# Directions for this task
Copy every line from the material below that holds "JSON".

—————

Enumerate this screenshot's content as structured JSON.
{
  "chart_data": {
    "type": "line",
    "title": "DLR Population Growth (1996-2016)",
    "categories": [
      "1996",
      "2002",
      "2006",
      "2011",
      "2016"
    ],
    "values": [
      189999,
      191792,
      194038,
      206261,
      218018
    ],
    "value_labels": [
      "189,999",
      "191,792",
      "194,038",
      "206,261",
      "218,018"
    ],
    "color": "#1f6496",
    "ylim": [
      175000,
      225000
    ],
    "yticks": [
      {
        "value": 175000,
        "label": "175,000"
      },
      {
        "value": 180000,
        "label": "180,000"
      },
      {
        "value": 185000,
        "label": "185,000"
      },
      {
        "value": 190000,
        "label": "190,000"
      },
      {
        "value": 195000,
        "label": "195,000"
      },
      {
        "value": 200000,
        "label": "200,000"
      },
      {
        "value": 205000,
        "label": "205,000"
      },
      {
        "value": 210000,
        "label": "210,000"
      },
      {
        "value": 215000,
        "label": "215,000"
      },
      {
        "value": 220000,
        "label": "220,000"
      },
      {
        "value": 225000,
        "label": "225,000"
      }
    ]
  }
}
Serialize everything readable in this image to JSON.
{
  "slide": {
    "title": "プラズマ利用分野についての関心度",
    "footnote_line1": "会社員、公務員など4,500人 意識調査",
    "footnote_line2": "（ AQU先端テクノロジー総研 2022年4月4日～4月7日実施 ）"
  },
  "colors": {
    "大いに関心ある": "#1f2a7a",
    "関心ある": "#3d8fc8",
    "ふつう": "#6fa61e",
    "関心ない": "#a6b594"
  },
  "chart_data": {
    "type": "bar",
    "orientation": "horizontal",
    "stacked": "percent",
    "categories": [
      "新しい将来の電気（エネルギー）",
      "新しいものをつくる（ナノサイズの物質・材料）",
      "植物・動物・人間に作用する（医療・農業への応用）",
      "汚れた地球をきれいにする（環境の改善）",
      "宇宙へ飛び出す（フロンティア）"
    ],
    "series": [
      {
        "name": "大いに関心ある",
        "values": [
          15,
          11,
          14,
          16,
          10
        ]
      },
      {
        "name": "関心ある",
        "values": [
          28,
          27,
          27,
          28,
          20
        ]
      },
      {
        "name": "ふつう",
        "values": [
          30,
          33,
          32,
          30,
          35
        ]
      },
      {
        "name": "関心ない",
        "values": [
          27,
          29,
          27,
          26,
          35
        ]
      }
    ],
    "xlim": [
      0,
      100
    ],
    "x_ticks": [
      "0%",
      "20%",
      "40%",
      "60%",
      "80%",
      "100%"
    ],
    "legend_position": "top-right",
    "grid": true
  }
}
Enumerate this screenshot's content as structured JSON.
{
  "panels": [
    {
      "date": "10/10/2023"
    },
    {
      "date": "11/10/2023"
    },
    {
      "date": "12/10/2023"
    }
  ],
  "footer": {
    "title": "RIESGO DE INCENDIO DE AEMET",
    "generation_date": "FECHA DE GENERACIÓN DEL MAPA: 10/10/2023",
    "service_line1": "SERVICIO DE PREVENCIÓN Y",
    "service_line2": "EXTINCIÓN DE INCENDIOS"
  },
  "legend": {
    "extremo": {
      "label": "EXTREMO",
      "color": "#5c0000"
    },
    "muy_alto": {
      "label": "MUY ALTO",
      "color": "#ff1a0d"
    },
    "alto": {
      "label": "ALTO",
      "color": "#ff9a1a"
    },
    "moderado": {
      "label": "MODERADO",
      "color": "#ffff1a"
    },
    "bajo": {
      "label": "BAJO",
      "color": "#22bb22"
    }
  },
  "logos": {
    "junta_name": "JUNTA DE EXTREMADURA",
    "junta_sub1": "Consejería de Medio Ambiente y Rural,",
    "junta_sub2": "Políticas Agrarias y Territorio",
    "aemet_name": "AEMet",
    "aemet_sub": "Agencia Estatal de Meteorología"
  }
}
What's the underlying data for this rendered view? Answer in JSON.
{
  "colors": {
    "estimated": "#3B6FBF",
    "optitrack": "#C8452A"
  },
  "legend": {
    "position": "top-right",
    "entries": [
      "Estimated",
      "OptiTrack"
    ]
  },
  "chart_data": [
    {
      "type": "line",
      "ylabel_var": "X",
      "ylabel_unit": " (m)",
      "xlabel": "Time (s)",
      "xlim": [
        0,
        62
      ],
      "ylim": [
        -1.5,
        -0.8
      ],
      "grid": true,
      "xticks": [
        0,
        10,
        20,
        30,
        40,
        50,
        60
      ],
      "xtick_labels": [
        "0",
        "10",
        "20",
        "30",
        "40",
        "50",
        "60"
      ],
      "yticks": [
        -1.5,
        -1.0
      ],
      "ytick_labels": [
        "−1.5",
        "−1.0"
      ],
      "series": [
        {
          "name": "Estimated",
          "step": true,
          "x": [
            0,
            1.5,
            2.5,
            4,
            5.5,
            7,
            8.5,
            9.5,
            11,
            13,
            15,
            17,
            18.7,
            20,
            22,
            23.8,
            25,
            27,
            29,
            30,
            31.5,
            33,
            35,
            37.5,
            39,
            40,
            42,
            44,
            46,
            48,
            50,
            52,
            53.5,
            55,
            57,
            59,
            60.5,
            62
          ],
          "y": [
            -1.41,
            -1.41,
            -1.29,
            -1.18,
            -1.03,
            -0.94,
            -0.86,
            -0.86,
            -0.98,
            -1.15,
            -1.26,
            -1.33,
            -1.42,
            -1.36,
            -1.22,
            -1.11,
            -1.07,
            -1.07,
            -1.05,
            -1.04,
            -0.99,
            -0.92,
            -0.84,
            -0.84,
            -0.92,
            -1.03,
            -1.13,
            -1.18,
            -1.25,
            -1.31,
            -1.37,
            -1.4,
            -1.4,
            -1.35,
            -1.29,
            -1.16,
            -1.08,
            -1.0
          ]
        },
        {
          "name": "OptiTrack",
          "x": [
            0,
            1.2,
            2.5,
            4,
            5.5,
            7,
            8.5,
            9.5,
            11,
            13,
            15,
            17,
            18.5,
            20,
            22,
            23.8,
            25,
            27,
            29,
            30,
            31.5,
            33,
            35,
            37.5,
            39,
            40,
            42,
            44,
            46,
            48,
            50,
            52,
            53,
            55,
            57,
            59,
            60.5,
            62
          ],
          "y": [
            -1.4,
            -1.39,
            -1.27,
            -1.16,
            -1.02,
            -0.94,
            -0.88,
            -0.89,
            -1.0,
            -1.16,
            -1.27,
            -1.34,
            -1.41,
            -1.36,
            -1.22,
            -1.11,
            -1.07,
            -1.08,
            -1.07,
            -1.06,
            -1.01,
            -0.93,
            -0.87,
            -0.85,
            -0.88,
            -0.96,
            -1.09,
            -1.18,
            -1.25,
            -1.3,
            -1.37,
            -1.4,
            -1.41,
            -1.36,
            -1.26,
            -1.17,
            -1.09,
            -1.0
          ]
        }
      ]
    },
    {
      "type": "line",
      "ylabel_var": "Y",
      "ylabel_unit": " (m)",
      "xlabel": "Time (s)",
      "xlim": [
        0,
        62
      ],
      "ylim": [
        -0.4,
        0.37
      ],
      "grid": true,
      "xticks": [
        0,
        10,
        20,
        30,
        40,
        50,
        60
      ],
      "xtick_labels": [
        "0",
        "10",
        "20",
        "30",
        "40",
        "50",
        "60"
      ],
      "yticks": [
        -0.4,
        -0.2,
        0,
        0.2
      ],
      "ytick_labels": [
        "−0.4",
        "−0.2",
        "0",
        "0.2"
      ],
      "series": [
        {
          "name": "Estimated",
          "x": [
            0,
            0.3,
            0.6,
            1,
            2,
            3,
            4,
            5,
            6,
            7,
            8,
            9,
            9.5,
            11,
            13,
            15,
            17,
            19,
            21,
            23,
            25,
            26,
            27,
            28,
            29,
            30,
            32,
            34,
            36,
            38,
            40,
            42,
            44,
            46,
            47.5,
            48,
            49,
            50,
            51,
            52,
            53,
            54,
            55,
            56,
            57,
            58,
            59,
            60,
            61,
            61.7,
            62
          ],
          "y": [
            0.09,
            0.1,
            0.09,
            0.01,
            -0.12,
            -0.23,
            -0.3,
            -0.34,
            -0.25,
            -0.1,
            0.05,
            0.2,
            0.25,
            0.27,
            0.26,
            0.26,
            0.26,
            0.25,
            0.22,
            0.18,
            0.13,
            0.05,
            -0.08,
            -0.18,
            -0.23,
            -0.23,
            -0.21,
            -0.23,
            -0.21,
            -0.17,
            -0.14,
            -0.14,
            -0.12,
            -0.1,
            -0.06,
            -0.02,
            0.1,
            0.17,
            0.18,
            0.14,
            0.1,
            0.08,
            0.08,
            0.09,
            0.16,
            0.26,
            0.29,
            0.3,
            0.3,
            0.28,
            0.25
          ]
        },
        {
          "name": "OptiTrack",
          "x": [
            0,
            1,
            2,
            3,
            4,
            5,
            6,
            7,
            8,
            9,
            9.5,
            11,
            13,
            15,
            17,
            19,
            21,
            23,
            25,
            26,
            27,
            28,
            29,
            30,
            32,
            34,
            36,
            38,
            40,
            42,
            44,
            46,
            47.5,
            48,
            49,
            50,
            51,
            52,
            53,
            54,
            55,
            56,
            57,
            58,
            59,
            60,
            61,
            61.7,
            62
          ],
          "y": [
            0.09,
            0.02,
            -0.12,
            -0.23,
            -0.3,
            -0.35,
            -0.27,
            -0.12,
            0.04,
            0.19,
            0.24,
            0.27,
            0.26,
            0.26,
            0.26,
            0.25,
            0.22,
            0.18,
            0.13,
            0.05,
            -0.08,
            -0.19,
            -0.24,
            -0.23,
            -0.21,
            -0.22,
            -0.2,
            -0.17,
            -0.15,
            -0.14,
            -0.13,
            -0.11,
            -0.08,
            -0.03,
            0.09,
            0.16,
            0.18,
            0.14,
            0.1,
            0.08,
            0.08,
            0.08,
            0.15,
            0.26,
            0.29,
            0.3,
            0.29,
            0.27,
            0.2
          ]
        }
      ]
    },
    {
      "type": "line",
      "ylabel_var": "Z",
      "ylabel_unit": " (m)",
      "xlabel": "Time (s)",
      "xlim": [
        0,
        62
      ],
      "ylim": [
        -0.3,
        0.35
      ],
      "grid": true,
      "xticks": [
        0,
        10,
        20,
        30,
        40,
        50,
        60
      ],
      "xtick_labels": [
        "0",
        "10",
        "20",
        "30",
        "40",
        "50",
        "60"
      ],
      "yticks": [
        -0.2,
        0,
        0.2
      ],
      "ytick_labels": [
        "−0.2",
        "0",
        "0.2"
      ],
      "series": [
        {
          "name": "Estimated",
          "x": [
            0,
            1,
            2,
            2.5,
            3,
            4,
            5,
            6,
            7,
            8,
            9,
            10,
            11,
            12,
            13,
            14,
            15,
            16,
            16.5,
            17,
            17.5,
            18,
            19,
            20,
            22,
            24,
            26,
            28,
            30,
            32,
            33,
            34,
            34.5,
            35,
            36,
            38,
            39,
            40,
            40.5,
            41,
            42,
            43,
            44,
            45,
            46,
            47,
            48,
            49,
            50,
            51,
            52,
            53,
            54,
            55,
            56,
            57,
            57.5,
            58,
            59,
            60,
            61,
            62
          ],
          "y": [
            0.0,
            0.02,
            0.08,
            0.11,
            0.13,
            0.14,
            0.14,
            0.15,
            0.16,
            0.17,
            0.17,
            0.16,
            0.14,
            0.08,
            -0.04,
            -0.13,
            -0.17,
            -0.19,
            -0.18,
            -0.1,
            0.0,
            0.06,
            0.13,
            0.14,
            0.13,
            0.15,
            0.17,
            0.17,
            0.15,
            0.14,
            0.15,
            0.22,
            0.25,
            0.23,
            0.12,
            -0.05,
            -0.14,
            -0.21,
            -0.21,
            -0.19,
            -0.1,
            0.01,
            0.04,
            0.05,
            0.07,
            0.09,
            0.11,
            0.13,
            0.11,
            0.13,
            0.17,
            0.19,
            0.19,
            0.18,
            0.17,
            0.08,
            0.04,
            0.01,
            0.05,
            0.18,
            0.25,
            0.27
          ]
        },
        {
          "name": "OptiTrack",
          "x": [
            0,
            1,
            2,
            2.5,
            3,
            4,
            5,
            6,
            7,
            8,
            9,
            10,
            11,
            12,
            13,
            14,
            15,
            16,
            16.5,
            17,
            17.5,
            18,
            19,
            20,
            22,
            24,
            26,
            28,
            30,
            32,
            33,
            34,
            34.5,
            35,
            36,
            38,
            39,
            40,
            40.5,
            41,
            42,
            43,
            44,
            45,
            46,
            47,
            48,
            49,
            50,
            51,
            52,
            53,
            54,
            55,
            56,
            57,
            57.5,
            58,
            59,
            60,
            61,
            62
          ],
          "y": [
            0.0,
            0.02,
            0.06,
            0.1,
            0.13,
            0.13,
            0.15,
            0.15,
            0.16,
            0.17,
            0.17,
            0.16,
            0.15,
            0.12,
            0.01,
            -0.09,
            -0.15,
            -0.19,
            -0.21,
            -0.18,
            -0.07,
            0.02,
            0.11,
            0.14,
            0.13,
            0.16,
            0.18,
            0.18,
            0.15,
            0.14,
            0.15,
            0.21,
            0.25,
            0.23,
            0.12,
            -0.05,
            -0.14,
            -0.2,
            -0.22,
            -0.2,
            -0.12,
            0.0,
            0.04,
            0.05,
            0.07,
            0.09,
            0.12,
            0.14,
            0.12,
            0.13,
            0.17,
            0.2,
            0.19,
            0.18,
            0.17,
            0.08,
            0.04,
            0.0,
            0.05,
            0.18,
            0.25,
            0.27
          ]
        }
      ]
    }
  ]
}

—————

# Task output
Enumerate this screenshot's content as structured JSON.
Serialize everything readable in this image to JSON.
Enumerate this screenshot's content as structured JSON.
What's the underlying data for this rendered view? Answer in JSON.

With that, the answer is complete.